◆ TASKS TO PERFORM:
1. In the passage about Ingle's trial and execution, substitute "video recording" for "videotape" and reproduce the section starting with "Ingle's sister appealed" and going on through "been ruled insane.".
2. According to the passage about Ingle's trial and execution, why did Ingle say he was waiving all of his appeals?

◆ TEXT SHOWN:
-=-=-=-=-

Ingle later said he envisioned his four victims were "demons with red eyes, horns and tails", and claimed he believed he was doing God's work by killing them. Before he was arrested, Ingle confessed to a friend, telling him that he enjoyed watching people die in agony.

Trial and execution
Although a counselor believed that Ingle was mentally ill, he was ruled competent to stand trial. He pleaded not guilty by reason of insanity, but was convicted of one count of first degree burglary and four counts of first degree murder. During Ingle's trial, prosecutors presented evidence that the murders were carefully planned, and several doctors testified that Ingle did not appear to be insane at the time of the murders. After the jury deliberated, Ingle was sentenced to death. He waived all of his appeals, saying he wanted the families of his victims to have peace.

Ingle's sister appealed on his behalf, with her lawyer arguing that Ingle wasn't competent to waive his appeals. However, the North Carolina Supreme Court found that although Ingle had mental health issues, there was no evidence that he was legally insane and he was thus competent to waive his appeals. In a videotape, Ingle said the only alternative to execution which he was willing accept was lifetime commitment to a psychiatric hospital, which would have been the outcome of his trial had he been ruled insane.

At a court hearing, Ingle apologized to the relatives of his victims, saying "I have thought about these people every day. I have woke up every night with these people standing beside my bed. I have asked them forgiveness .... I have talked with them." Ingle said he didn't remember committing the murders, but claimed that just knowing what he had done was bad enough that he wanted to die.

-=-=-=-=-

◆ PROVIDED RECORDS:
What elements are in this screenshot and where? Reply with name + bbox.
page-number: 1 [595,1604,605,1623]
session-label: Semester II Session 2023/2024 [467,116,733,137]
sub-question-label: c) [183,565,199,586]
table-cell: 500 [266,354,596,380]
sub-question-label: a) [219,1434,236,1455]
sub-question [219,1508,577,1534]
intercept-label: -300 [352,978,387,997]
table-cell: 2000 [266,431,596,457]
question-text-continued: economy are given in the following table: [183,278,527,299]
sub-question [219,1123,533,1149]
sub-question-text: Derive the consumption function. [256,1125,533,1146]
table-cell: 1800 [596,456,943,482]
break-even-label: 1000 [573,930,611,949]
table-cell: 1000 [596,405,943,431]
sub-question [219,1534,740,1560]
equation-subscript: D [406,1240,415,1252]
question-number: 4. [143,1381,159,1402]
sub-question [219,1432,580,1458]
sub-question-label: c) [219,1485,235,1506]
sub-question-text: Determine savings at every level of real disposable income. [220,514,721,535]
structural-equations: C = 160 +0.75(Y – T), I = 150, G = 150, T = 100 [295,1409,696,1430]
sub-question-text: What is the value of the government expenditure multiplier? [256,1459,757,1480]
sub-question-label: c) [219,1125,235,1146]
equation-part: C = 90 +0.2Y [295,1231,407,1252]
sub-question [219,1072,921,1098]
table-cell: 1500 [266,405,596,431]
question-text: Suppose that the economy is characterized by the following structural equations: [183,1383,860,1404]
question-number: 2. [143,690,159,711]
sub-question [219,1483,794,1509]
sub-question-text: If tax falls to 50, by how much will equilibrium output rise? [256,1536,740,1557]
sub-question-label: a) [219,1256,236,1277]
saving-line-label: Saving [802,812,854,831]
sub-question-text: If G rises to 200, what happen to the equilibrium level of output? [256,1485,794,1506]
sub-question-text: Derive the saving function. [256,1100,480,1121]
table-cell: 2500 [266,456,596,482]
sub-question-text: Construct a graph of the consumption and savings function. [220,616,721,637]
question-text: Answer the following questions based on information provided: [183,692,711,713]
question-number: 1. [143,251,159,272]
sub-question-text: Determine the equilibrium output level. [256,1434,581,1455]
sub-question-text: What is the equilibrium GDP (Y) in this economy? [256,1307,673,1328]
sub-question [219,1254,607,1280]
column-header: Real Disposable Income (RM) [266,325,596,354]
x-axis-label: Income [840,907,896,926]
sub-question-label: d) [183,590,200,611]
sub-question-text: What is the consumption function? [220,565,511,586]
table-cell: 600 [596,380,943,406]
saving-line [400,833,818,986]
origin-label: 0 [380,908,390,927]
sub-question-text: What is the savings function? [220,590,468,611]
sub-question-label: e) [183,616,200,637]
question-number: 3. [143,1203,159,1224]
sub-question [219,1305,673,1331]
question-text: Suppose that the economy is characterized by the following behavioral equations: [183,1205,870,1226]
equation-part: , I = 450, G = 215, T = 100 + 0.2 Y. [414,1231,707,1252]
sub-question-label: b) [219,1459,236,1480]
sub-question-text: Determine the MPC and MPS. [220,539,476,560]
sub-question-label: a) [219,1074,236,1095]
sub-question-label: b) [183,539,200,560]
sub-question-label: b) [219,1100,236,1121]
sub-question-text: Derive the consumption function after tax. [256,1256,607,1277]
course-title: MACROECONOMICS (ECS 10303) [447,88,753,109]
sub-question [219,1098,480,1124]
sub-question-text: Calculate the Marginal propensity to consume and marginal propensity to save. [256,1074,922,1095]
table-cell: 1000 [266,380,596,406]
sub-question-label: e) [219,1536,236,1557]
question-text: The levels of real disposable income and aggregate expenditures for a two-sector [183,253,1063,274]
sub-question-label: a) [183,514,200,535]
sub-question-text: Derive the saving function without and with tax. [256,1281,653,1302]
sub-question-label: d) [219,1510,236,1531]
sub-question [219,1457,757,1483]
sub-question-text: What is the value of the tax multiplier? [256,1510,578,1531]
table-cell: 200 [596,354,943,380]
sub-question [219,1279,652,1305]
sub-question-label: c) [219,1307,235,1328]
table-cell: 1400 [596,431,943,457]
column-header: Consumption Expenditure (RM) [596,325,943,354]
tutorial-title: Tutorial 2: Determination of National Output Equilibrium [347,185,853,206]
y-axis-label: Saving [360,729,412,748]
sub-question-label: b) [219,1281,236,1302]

-=-=-=-=-

◆ TASK ANSWERS:
1.
Ingle's sister appealed on his behalf, with her lawyer arguing that Ingle wasn't competent to waive his appeals. However, the North Carolina Supreme Court found that although Ingle had mental health issues, there was no evidence that he was legally insane and he was thus competent to waive his appeals. In a video recording, Ingle said the only alternative to execution which he was willing accept was lifetime commitment to a psychiatric hospital, which would have been the outcome of his trial had he been ruled insane.

2. He wanted the families of his victims to have peace.